• RECORDED DATA:
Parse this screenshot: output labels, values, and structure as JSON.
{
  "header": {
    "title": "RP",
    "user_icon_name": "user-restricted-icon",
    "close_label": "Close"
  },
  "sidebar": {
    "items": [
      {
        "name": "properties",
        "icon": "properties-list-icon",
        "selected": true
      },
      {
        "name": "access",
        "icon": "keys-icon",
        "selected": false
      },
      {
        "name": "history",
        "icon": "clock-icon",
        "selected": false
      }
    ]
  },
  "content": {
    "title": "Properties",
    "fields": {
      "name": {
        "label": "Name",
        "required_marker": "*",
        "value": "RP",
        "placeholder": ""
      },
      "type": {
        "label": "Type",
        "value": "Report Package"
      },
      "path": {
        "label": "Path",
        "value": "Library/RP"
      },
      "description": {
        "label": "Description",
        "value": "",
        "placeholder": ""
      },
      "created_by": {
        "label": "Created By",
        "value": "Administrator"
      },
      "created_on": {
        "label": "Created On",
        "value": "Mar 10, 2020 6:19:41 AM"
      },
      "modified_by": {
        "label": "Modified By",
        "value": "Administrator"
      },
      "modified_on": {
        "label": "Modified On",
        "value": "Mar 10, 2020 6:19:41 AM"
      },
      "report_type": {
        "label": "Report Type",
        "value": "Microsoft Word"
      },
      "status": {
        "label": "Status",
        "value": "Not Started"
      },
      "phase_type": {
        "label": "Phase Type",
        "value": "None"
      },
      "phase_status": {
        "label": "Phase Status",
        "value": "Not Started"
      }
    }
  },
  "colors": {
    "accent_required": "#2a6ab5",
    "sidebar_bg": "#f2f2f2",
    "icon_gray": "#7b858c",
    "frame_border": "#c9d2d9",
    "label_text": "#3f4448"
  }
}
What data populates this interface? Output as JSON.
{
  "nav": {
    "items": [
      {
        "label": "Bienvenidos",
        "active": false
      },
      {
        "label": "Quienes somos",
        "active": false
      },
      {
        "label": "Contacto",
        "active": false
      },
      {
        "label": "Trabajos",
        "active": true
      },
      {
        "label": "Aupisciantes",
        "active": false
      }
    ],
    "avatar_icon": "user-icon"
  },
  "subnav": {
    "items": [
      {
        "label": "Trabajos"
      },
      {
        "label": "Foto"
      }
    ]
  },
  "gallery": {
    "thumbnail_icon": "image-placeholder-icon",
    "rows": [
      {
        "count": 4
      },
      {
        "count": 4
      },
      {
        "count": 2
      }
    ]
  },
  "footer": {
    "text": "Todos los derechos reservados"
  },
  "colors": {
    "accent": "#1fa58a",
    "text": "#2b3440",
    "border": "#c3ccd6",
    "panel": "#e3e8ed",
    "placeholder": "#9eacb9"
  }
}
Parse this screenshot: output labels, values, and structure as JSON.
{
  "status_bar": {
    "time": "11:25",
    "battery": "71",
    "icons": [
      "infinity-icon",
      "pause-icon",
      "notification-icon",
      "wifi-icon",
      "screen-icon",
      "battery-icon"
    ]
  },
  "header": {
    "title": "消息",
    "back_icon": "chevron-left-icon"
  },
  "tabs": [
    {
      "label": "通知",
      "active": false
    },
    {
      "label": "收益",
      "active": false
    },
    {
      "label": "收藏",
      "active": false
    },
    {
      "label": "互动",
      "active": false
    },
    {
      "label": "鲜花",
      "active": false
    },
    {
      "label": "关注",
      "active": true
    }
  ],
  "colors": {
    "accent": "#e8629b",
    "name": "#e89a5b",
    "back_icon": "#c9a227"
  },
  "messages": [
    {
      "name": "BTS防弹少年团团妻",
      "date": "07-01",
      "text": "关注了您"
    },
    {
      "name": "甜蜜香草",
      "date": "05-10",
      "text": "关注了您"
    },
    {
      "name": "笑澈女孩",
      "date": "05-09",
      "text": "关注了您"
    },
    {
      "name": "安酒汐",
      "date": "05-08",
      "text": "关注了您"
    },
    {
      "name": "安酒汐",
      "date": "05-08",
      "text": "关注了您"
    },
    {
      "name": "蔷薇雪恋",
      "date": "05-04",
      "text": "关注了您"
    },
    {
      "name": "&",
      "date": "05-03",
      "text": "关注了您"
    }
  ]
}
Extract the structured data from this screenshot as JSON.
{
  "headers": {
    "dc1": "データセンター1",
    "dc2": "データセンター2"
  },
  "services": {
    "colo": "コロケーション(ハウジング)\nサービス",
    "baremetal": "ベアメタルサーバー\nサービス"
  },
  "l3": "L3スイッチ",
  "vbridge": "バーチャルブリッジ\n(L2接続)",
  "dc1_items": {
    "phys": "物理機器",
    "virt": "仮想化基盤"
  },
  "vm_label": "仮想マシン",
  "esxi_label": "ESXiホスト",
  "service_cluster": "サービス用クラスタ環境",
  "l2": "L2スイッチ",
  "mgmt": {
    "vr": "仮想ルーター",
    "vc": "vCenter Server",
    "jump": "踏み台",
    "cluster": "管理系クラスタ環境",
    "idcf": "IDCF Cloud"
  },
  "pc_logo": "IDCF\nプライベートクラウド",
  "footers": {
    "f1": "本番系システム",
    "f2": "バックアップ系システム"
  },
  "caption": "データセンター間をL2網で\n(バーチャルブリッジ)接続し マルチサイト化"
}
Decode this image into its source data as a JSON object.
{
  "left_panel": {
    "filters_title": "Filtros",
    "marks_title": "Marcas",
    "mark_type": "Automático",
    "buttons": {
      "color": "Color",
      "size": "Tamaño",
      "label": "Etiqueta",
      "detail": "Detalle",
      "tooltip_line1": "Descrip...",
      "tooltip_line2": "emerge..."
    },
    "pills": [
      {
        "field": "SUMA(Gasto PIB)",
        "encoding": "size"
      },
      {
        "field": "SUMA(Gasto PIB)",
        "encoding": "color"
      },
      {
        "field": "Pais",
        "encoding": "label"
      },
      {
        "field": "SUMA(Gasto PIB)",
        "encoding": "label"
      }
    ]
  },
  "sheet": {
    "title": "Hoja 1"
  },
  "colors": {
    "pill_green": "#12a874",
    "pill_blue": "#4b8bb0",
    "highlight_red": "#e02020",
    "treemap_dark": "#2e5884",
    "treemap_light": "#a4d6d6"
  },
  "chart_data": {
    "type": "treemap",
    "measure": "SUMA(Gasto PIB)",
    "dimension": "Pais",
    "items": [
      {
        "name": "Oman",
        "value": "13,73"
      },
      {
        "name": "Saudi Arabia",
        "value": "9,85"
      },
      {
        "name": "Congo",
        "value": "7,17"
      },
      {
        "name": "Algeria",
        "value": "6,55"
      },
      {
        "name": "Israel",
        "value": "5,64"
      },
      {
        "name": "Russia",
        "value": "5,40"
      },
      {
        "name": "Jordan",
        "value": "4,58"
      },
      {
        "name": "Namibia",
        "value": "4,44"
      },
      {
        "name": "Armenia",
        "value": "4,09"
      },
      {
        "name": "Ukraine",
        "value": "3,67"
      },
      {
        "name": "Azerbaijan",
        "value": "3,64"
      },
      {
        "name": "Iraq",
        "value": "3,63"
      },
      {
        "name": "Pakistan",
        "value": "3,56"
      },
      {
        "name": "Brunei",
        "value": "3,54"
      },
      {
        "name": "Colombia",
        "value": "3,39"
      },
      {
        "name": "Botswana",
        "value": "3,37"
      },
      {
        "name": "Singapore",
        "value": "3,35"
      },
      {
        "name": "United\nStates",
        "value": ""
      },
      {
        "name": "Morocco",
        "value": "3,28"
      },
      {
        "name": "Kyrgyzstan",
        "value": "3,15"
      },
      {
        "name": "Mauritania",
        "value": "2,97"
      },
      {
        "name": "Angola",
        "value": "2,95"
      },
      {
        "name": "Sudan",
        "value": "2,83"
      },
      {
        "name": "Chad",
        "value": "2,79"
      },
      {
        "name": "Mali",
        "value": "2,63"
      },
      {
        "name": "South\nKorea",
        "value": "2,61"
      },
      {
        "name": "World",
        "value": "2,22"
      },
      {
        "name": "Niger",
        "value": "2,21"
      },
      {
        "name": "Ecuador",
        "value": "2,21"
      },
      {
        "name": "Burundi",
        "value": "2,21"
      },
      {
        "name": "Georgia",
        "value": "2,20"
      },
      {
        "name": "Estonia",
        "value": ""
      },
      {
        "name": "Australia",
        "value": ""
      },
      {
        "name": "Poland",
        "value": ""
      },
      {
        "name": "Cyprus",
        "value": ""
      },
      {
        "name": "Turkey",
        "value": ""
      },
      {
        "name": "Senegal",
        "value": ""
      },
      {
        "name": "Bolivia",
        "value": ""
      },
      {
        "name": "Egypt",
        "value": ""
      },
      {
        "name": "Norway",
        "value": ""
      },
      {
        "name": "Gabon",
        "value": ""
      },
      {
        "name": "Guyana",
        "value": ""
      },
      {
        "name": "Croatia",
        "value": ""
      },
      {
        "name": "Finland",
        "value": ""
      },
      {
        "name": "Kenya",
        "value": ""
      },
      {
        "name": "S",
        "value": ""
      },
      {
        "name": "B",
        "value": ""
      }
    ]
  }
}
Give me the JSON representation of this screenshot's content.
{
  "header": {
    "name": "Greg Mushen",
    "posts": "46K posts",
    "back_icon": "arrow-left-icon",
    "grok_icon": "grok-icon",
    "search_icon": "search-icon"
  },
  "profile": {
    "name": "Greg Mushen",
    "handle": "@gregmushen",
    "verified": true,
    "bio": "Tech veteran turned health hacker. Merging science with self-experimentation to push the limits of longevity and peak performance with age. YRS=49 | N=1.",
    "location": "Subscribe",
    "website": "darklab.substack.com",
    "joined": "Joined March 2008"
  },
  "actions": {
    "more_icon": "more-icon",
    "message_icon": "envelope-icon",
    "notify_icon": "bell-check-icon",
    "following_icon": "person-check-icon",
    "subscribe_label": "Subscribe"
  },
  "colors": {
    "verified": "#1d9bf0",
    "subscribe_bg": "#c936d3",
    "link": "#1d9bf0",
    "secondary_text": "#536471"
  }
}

• WORK TO BE COMPLETED:
List the lines of the records where "image" occurs.

• REPLY:
    "thumbnail_icon": "image-placeholder-icon",
Decode this image into its source data as a JSON object.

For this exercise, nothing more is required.